Written tasks.
a. According to the passage on Indira Gandhi's economic policies, who led the powerful Congress leaders who opposed her in the late 1960s?
b. Copy word for word the part of the passage on Indira Gandhi's economic policies between "Back in the" and "as her opponents.", inclusive.

Back in the late 1960s, when Indira Gandhi was the Prime Minister, virtually all countries of East Asia had started adopting "liberal" economic policies. Back then, the per capita income of most of these countries, including South Korea, was not very different from that of India. But even as East Asia embraced globalization and the private sector, India under Indira became even more inward looking and hostile towards capital and the private sector than her father Jawaharlal Nehru could have envisaged. Of course, Indira's lurch towards extreme left when it came to economics was inspired less by ideological conviction and more by realpolitik. In the late 1960s, the Indian economy was in serious trouble, and so was the political future of Indira Gandhi who faced a phalanx of powerful Congress leaders led by Morarji Desai as her opponents.

Dataset excerpt.
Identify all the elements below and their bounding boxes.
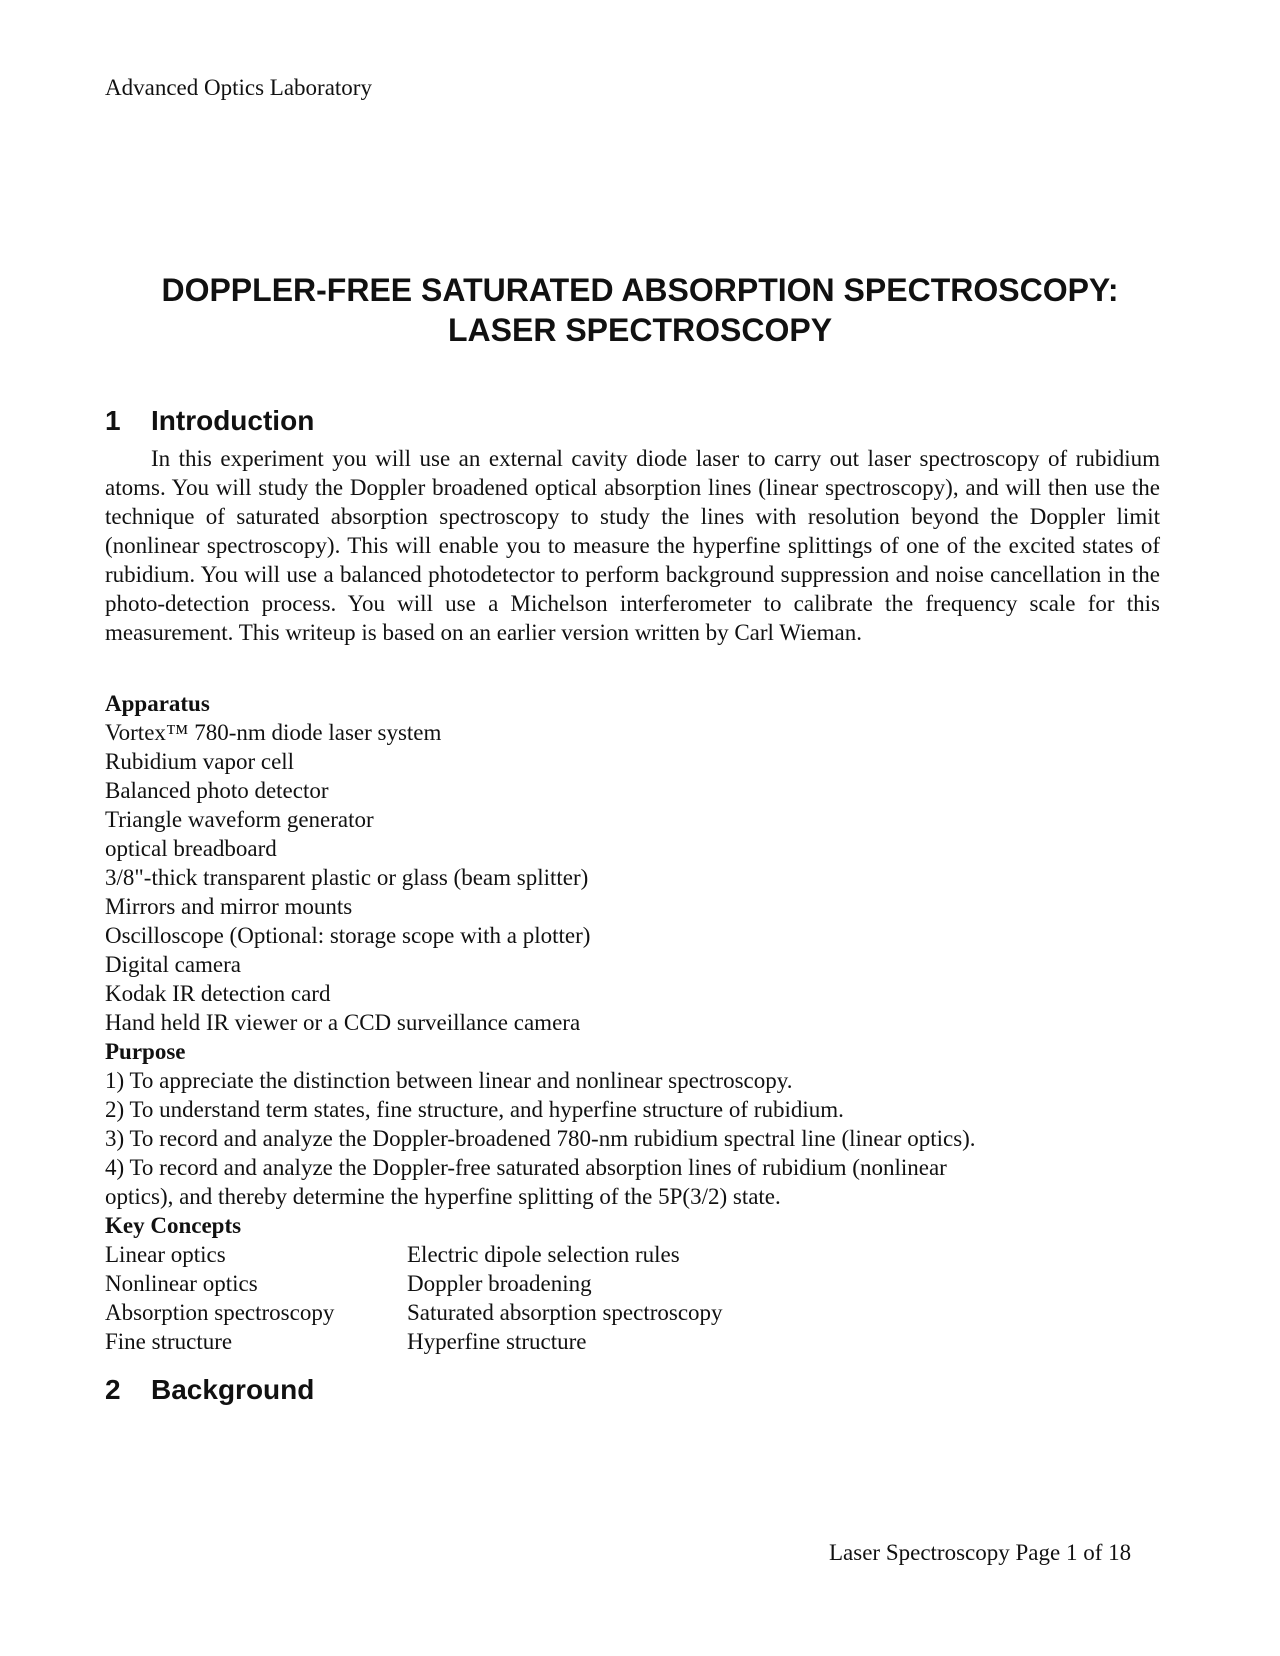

Response list.
a. Morarji Desai

b.
Back in the late 1960s, when Indira Gandhi was the Prime Minister, virtually all countries of East Asia had started adopting "liberal" economic policies. Back then, the per capita income of most of these countries, including South Korea, was not very different from that of India. But even as East Asia embraced globalization and the private sector, India under Indira became even more inward looking and hostile towards capital and the private sector than her father Jawaharlal Nehru could have envisaged. Of course, Indira's lurch towards extreme left when it came to economics was inspired less by ideological conviction and more by realpolitik. In the late 1960s, the Indian economy was in serious trouble, and so was the political future of Indira Gandhi who faced a phalanx of powerful Congress leaders led by Morarji Desai as her opponents.